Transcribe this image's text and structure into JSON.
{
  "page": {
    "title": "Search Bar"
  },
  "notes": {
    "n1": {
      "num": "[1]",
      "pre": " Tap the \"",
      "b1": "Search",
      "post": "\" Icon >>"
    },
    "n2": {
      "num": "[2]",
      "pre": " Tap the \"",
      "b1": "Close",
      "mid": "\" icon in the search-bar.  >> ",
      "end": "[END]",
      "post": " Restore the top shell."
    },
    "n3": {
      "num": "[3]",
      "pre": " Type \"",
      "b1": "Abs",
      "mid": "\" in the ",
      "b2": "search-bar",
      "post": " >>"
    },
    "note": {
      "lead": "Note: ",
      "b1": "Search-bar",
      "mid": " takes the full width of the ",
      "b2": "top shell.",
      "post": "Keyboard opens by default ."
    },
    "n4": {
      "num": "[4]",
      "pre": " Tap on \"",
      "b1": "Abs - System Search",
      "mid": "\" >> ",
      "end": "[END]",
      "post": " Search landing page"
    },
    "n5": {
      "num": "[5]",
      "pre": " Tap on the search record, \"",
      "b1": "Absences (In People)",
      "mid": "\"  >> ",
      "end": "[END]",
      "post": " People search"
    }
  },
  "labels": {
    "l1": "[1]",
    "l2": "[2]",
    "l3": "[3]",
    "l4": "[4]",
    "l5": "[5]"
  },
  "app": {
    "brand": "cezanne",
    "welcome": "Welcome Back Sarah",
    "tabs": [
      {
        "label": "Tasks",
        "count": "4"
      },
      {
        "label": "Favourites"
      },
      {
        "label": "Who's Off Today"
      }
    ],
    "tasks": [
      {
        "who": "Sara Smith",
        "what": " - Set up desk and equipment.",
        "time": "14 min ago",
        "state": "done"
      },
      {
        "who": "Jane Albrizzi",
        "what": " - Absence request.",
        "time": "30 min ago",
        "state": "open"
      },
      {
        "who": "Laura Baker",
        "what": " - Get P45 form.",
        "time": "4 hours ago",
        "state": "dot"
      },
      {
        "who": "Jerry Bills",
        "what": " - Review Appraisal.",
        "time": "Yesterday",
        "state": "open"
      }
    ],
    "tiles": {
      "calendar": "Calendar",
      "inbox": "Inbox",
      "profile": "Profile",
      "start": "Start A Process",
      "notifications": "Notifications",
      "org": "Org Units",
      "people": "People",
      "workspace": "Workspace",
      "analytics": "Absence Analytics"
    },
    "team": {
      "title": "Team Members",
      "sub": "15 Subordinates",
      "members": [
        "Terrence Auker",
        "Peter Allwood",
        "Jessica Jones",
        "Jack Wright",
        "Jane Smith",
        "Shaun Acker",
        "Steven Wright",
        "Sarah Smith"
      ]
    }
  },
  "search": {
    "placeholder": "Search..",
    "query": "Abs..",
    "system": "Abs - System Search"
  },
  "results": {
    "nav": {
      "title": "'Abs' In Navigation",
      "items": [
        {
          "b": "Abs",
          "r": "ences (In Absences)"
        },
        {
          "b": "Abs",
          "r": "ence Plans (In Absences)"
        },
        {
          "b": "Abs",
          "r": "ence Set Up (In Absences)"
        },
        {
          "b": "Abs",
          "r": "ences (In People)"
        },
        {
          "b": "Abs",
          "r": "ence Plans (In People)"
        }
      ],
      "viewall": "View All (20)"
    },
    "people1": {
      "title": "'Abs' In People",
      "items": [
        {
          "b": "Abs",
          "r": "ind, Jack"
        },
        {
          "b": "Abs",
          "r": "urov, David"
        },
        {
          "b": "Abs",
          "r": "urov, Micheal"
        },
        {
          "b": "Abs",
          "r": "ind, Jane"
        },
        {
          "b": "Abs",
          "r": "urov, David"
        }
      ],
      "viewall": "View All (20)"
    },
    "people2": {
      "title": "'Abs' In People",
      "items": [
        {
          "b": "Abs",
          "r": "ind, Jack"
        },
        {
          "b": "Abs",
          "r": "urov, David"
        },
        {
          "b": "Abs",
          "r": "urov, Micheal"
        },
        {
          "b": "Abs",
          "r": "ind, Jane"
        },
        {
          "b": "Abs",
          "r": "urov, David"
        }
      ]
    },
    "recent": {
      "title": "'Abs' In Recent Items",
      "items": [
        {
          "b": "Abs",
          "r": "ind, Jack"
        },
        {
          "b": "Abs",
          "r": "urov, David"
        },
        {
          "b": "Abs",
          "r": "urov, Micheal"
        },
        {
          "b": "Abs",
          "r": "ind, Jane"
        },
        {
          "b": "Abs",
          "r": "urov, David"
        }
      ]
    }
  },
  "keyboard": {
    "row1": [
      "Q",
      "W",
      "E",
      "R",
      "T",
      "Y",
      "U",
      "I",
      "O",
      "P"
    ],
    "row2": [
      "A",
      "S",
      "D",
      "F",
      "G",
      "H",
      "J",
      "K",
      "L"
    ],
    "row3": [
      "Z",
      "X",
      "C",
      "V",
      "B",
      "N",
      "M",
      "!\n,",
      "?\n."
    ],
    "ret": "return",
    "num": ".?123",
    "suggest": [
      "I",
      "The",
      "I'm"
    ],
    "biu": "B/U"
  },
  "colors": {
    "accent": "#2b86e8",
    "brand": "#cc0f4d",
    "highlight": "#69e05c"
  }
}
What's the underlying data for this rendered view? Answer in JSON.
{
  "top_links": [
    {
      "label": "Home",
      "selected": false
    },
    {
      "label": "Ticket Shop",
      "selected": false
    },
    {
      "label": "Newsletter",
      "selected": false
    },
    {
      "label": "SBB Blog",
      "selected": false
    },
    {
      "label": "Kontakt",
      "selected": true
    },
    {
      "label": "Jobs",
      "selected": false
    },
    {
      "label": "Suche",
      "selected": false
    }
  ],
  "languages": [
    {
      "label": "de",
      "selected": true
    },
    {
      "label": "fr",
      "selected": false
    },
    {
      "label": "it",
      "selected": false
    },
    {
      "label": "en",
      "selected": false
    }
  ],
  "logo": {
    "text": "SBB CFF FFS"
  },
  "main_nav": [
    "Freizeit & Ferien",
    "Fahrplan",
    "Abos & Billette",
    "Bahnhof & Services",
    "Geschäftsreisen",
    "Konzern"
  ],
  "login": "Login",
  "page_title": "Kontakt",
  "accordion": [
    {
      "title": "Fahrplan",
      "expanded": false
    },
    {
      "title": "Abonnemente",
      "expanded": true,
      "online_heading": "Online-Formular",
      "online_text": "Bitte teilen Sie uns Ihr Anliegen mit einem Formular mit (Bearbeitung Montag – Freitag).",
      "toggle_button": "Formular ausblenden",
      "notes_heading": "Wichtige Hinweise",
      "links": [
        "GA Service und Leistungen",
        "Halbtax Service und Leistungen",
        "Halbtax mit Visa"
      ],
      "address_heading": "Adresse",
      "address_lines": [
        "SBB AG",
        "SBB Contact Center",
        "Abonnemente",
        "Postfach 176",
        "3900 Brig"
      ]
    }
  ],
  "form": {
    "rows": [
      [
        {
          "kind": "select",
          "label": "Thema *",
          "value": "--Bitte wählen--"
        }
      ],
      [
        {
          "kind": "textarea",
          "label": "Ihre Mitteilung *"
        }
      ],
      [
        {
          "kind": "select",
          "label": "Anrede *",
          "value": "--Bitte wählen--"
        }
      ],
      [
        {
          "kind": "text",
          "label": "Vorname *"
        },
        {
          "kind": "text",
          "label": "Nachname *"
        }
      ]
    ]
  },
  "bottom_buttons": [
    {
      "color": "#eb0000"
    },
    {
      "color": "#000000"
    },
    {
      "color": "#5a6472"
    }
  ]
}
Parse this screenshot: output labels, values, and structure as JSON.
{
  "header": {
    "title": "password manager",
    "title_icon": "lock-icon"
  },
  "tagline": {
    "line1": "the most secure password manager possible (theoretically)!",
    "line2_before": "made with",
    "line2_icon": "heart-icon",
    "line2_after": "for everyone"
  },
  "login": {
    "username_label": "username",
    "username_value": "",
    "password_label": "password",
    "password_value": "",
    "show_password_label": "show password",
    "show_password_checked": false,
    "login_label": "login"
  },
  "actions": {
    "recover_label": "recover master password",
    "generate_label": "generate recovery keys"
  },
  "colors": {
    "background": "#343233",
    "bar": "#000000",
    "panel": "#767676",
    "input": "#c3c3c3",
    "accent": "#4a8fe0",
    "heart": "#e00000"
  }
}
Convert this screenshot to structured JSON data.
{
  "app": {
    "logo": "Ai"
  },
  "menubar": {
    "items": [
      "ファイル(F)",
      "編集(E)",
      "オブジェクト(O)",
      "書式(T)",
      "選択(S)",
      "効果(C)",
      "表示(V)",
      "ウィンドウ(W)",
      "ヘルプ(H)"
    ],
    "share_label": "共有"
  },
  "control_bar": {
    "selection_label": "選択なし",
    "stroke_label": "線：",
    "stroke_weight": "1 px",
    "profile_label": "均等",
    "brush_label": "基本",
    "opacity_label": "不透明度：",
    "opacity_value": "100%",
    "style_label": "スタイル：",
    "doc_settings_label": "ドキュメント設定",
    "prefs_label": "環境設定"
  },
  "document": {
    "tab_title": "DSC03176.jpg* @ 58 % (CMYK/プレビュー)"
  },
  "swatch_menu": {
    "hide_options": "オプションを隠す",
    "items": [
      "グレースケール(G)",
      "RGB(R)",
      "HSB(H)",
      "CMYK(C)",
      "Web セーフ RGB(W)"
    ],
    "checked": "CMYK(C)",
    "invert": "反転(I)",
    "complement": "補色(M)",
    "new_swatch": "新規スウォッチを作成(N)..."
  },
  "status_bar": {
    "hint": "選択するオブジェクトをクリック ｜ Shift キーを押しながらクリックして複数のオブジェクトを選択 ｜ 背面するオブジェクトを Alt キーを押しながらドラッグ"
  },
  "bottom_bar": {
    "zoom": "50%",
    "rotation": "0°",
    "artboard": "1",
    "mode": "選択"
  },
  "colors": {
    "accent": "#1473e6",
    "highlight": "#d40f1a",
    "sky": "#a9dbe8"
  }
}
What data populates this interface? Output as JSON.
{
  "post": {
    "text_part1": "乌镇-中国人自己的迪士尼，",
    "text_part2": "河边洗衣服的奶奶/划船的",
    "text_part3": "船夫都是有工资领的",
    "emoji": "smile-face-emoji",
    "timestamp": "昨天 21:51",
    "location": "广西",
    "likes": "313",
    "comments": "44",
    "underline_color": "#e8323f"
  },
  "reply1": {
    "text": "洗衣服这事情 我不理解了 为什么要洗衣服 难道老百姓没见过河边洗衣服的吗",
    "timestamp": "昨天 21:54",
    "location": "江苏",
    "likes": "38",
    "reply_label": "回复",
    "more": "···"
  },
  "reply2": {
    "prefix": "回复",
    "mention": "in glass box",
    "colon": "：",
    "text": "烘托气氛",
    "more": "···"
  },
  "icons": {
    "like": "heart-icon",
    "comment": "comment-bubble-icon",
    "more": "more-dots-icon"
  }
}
.....
Directions for this task
Report the number of lines in the entries above that include the string "screenshot". Give nothing but the number.

Solution to this task
2